● REQUEST:
Identify and copy all lines of the material where the string "једнака" is found.

● TASK INPUTS:
::::::::

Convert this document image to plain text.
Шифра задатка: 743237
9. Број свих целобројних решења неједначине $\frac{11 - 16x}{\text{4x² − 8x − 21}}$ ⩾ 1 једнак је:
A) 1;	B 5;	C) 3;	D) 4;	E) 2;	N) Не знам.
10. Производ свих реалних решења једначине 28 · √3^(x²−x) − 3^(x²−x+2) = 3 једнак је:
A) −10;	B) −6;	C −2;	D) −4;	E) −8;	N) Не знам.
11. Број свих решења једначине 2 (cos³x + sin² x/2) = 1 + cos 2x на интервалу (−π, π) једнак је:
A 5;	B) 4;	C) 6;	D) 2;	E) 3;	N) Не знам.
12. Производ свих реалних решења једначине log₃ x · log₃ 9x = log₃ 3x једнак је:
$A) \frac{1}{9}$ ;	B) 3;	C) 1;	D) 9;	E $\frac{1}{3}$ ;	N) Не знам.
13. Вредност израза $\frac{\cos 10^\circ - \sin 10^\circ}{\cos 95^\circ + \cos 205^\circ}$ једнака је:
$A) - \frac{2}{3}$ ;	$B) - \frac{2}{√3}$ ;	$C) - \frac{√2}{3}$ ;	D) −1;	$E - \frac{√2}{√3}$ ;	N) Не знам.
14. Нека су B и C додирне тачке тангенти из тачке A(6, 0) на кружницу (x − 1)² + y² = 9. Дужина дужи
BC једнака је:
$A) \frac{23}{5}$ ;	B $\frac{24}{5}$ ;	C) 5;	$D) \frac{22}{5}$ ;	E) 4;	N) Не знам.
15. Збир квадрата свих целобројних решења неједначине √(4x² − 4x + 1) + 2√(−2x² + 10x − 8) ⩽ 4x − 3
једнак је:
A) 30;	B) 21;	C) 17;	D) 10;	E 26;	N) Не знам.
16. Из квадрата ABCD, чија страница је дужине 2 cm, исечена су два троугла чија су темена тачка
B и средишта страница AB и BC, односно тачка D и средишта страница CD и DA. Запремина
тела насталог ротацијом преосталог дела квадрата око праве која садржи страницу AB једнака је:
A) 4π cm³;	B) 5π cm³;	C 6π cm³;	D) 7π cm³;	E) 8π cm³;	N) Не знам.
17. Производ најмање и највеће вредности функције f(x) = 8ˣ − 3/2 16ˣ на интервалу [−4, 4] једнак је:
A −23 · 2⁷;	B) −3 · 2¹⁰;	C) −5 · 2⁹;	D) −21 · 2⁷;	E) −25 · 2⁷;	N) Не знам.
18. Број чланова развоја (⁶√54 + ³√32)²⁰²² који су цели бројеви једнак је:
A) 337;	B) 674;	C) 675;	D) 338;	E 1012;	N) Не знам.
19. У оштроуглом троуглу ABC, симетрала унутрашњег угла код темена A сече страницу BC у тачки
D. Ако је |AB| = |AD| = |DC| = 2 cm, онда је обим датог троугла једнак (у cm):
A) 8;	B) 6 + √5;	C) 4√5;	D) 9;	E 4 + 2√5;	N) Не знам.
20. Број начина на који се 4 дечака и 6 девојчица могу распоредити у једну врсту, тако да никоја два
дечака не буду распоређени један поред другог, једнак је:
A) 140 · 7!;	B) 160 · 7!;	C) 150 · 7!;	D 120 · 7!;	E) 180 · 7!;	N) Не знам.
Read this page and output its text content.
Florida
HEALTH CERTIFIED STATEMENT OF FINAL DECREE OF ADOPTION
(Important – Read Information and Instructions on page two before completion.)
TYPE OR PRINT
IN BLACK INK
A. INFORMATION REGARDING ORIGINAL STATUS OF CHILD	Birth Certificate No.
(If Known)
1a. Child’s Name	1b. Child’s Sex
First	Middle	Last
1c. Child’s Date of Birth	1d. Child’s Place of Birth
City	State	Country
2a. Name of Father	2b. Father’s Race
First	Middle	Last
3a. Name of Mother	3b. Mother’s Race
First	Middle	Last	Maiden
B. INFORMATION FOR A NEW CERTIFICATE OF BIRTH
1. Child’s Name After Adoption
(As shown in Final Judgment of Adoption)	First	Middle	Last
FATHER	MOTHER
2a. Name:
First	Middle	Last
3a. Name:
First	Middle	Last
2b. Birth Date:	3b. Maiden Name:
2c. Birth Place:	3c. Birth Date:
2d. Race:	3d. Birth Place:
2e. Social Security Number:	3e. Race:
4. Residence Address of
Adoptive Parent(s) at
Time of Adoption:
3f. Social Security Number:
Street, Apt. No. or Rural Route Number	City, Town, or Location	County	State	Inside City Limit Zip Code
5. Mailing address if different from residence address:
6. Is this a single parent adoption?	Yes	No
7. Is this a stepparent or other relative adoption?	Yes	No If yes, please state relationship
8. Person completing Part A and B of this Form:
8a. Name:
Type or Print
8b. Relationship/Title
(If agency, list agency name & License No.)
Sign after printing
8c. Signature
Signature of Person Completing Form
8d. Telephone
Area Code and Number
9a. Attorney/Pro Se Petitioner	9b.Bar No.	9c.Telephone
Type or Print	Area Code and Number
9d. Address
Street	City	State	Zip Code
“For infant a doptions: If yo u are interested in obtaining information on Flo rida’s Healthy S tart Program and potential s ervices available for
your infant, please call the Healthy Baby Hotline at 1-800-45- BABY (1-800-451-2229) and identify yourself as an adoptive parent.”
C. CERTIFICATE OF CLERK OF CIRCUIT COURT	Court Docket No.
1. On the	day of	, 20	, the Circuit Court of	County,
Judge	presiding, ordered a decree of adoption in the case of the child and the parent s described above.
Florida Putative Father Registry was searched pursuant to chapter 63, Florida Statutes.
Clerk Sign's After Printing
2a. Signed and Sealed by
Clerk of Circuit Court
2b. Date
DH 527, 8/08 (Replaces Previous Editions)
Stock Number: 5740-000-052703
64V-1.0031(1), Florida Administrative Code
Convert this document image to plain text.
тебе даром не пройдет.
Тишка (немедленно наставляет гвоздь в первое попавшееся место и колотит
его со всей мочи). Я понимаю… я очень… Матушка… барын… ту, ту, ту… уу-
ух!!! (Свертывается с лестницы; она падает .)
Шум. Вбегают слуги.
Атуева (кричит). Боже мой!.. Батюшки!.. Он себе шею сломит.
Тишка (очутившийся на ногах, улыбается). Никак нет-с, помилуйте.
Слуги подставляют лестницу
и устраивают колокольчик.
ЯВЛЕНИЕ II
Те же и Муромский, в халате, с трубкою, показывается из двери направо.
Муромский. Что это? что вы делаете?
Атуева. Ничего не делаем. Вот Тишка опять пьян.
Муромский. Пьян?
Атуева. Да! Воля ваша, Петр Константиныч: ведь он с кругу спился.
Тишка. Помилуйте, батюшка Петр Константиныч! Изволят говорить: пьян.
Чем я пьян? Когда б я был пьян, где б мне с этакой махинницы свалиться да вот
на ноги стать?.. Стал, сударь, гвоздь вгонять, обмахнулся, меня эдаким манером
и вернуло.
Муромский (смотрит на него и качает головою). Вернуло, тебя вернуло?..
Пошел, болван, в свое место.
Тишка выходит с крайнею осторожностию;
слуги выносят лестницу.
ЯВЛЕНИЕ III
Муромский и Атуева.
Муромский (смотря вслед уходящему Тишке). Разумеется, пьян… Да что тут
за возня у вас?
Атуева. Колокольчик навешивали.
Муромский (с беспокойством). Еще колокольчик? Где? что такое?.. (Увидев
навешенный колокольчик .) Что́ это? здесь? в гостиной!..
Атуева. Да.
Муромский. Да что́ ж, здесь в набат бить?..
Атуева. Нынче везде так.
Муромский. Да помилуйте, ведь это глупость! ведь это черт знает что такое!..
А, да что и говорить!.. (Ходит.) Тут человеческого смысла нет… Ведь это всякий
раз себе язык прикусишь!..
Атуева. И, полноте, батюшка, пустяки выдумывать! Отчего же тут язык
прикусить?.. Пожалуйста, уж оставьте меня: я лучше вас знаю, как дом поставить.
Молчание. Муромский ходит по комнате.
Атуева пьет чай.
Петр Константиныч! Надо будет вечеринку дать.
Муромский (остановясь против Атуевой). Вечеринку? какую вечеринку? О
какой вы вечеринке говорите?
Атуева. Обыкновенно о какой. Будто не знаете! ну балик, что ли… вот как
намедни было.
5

::::::::

● ANSWER TO THIS TASK:
13. Вредност израза $\frac{\cos 10^\circ - \sin 10^\circ}{\cos 95^\circ + \cos 205^\circ}$ једнака је:
BC једнака је:
тела насталог ротацијом преосталог дела квадрата око праве која садржи страницу AB једнака је:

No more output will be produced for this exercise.